→ EXERCISE MATERIAL:
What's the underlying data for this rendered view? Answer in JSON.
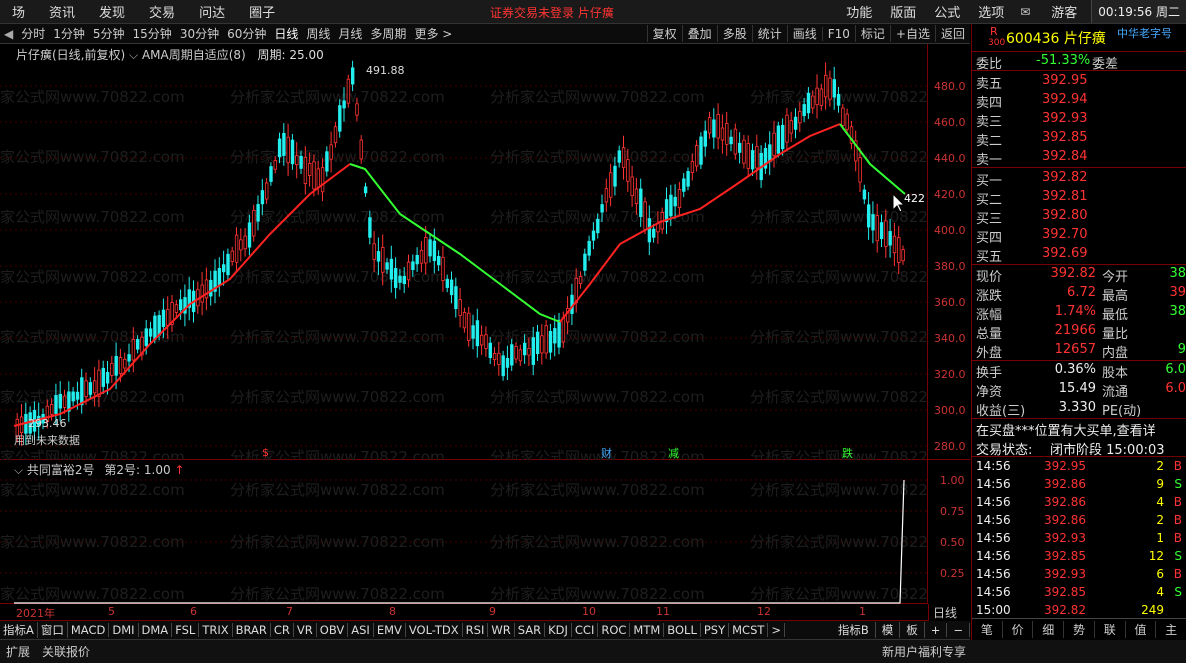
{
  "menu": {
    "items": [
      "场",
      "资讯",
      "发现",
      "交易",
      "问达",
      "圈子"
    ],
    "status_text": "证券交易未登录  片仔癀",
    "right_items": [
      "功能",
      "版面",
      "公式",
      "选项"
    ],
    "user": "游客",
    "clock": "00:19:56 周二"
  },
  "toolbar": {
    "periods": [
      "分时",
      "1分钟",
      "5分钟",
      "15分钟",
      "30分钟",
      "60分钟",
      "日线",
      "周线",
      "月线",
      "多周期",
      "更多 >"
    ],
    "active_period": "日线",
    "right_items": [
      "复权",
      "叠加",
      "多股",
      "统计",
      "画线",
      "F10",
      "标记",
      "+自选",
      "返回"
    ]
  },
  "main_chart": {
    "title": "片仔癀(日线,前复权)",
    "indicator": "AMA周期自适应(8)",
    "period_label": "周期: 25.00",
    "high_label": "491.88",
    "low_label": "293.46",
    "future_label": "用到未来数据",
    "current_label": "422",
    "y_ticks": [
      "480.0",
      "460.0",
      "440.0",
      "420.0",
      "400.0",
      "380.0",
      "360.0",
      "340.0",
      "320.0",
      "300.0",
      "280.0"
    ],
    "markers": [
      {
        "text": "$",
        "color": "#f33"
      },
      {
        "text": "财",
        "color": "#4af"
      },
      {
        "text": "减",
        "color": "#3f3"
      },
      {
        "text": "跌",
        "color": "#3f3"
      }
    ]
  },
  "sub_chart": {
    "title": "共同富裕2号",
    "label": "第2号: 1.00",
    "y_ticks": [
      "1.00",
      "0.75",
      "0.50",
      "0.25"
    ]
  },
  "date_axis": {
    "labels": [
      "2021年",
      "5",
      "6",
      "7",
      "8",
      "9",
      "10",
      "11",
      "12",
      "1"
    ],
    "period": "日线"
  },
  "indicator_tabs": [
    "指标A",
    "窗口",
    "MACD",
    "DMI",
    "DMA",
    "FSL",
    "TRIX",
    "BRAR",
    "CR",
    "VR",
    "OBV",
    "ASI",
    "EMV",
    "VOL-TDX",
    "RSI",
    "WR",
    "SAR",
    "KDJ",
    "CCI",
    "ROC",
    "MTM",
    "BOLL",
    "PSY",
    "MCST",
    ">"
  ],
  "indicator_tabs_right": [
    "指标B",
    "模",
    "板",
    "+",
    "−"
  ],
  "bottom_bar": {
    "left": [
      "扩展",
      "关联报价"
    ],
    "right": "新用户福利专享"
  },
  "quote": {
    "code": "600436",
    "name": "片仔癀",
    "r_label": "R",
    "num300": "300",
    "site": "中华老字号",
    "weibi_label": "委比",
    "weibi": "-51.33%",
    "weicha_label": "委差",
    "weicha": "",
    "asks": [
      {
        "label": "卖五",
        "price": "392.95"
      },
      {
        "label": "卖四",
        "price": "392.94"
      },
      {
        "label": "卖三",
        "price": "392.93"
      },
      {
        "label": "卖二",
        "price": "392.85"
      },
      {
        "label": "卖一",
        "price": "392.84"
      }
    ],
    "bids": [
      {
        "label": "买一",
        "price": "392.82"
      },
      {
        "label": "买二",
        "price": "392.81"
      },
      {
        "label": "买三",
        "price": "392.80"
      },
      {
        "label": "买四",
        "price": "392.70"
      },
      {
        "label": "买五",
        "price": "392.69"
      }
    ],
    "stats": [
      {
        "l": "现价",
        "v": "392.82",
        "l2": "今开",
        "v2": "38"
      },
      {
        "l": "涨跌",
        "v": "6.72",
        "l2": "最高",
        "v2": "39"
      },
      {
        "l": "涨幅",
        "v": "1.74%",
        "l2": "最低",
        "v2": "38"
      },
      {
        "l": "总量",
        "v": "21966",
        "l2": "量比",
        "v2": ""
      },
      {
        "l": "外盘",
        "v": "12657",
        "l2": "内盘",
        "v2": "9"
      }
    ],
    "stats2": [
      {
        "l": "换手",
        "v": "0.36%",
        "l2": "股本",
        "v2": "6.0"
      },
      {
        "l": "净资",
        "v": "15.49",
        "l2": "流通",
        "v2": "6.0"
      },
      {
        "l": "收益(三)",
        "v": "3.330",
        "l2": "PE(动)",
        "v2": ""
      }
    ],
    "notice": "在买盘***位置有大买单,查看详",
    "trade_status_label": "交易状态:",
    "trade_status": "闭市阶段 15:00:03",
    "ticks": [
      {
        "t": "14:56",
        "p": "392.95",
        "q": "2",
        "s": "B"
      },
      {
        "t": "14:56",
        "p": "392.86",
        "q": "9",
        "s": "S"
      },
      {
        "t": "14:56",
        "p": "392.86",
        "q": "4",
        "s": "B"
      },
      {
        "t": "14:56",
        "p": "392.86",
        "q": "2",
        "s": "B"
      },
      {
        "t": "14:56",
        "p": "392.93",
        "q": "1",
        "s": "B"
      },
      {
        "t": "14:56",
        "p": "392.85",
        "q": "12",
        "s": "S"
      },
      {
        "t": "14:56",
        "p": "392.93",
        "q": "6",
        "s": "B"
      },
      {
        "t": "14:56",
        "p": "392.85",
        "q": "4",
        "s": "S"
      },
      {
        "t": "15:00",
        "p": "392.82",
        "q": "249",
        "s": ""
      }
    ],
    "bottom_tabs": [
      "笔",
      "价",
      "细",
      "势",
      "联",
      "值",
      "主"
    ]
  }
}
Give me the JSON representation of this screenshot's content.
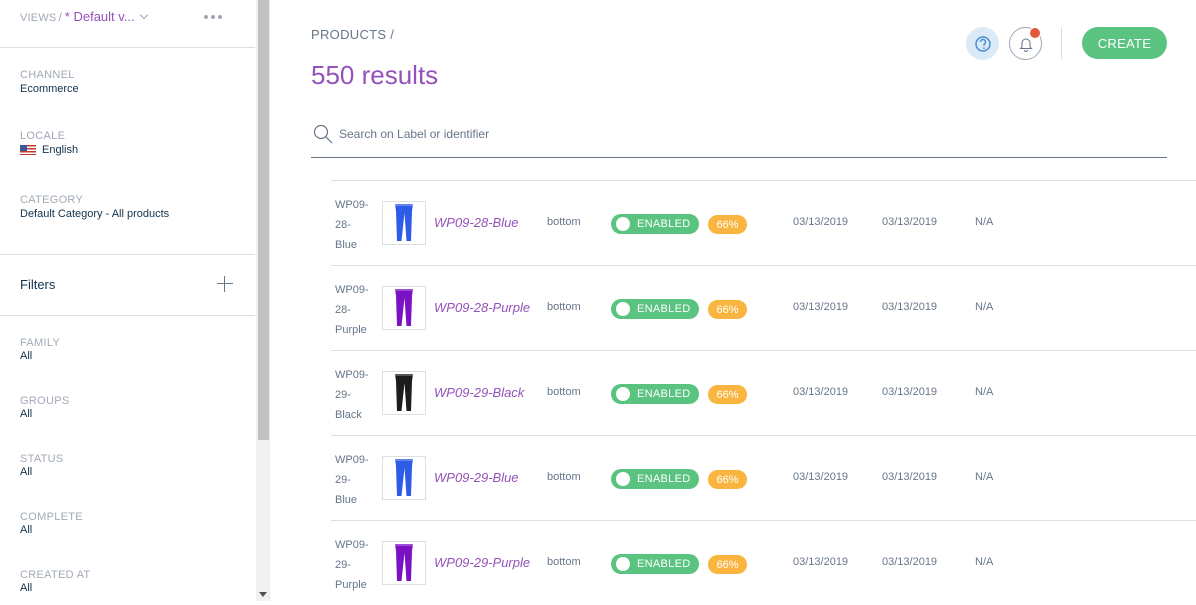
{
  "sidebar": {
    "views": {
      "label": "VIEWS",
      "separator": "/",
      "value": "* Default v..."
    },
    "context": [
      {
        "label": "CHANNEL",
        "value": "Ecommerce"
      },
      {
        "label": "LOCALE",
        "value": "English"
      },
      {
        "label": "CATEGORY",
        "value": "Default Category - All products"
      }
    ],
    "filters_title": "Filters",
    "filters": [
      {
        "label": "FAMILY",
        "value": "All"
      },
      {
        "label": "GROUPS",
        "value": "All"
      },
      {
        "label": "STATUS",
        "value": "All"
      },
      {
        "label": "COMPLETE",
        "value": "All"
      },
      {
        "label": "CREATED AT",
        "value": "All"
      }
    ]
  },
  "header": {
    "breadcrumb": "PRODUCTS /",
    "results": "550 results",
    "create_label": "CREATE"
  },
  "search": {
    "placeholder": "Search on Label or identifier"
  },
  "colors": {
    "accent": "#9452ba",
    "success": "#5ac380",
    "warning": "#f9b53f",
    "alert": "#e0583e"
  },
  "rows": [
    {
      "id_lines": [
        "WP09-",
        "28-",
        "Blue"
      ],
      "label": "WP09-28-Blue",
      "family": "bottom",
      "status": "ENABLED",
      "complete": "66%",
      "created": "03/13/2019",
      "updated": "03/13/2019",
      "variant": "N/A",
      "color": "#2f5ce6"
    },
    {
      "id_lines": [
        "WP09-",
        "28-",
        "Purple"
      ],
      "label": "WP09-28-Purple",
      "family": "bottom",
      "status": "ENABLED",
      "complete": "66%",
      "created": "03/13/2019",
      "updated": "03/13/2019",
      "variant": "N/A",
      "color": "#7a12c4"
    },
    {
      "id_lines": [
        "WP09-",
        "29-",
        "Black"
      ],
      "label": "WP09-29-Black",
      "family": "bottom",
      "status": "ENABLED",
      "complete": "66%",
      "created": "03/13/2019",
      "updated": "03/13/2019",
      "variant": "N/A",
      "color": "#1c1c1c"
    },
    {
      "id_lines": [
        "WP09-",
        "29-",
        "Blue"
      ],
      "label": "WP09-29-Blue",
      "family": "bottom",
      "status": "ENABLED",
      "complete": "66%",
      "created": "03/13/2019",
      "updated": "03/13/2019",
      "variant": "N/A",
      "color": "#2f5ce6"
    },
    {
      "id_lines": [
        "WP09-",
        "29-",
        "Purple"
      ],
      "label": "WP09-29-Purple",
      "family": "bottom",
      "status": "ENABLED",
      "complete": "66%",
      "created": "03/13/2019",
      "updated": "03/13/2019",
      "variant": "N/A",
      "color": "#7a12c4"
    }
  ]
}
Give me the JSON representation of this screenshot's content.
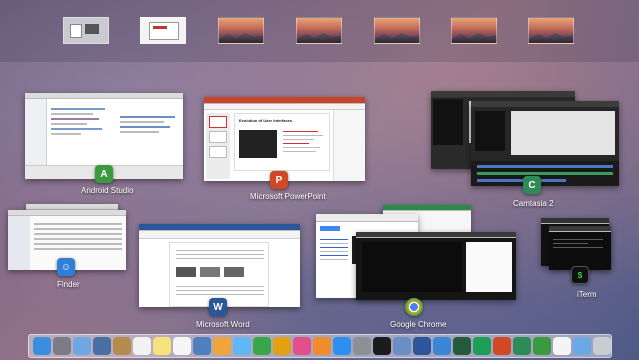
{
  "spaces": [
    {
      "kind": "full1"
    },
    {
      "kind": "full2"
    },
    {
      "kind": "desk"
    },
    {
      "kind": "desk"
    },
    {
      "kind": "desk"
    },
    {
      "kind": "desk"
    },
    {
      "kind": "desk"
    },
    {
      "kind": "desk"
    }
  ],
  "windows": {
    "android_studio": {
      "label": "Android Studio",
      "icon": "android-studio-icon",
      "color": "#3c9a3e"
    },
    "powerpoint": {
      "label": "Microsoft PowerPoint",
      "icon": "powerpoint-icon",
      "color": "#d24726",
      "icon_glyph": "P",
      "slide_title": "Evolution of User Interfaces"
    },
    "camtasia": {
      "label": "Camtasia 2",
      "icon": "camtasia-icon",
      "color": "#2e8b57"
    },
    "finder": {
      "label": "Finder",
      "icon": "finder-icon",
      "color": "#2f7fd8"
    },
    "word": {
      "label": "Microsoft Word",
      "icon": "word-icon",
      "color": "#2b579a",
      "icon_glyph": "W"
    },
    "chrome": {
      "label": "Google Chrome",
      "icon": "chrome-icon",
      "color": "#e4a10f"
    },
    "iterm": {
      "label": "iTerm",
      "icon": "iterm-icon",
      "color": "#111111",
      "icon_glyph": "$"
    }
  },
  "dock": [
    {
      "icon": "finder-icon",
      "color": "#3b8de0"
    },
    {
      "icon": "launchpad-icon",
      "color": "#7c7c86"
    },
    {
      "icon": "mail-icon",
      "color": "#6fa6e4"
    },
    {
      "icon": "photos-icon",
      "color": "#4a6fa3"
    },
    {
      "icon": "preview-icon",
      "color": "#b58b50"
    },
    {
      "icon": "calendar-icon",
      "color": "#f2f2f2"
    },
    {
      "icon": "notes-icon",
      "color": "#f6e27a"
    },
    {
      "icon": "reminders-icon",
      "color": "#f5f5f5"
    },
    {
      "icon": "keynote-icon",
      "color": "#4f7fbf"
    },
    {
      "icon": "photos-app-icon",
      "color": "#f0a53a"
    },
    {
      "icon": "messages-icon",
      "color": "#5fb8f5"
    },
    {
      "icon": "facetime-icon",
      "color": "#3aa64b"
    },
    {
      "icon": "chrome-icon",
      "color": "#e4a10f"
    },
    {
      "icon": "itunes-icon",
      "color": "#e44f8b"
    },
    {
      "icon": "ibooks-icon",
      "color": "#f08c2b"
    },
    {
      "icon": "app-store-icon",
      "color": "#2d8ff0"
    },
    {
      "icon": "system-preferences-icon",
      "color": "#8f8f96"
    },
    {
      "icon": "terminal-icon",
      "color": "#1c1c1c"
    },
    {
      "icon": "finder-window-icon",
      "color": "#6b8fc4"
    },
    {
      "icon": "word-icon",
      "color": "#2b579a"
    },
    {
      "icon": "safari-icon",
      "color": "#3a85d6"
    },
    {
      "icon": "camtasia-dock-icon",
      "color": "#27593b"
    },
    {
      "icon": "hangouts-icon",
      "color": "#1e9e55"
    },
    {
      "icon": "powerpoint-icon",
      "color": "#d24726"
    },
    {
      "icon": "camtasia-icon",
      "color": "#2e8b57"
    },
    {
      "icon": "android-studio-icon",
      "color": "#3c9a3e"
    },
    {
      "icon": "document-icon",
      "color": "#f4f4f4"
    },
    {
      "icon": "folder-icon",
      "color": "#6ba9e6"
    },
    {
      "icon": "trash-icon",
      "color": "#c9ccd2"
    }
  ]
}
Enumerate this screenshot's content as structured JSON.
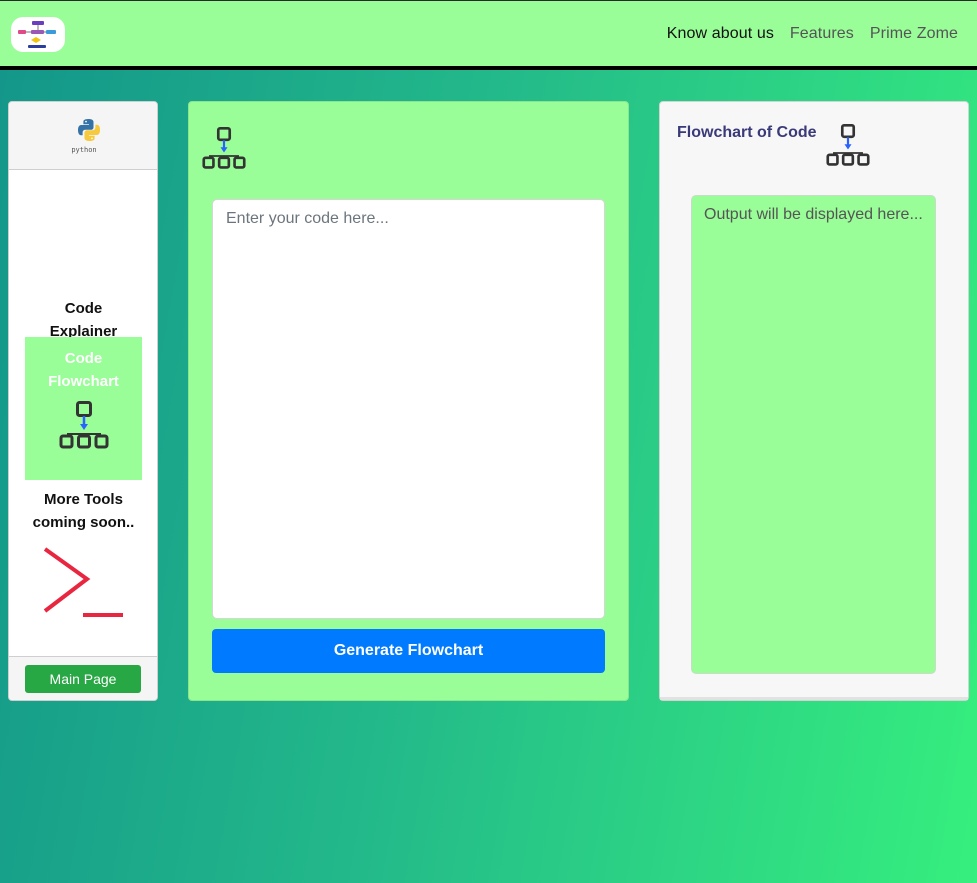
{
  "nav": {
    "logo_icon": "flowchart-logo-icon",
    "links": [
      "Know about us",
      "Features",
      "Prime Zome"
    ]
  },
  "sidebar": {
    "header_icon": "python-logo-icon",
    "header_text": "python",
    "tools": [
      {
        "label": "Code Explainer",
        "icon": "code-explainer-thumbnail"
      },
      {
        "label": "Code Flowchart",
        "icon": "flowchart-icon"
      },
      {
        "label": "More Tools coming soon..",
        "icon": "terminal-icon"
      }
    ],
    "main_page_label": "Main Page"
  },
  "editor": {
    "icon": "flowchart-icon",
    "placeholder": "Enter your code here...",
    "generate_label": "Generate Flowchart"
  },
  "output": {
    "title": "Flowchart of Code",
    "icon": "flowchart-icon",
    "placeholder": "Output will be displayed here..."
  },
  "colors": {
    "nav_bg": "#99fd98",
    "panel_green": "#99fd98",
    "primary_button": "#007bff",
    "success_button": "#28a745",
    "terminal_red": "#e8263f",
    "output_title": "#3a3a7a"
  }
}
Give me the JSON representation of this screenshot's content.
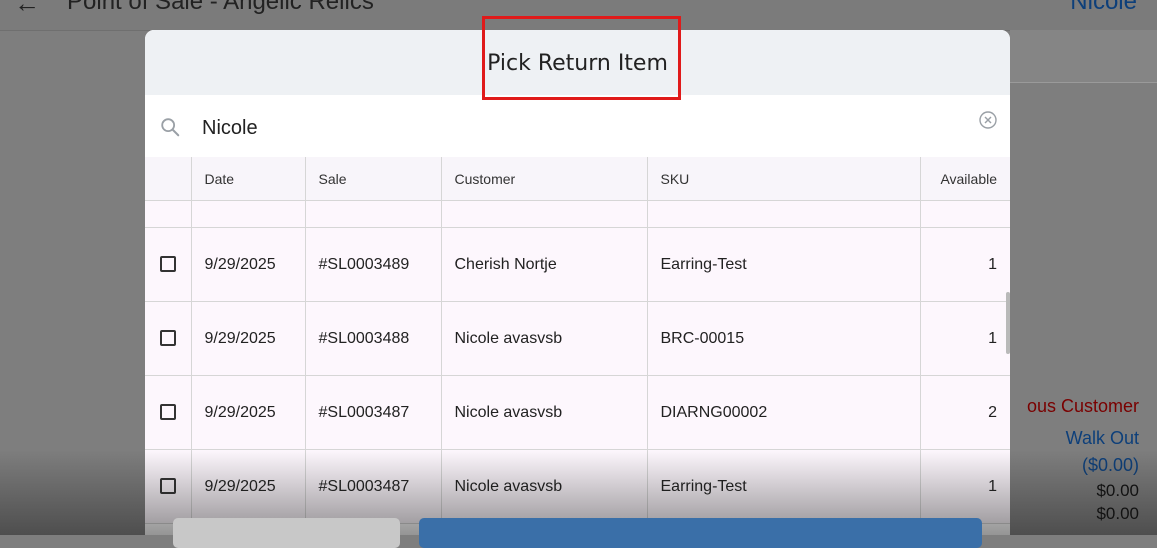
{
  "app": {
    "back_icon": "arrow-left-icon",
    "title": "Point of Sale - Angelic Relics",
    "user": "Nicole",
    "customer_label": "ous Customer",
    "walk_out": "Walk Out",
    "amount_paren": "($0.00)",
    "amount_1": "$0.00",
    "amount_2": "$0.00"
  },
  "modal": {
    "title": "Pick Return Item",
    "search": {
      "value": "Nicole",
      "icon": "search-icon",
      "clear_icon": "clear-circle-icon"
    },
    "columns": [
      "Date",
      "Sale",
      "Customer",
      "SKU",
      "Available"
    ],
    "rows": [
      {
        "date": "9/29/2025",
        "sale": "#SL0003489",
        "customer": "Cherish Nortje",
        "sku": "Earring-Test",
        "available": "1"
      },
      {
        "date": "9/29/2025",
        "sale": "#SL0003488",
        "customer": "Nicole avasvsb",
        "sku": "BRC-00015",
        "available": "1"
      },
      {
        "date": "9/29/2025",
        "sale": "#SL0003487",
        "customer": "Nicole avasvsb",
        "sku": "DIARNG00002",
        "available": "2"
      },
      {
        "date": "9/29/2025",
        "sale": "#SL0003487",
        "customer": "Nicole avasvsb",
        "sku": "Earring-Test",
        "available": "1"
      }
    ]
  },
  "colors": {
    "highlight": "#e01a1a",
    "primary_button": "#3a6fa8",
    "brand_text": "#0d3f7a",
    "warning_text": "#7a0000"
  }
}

→ GOAL:
Counting only lines of the data above that hold "python", report the total and nothing else.

→ WRITTEN REPLY:
2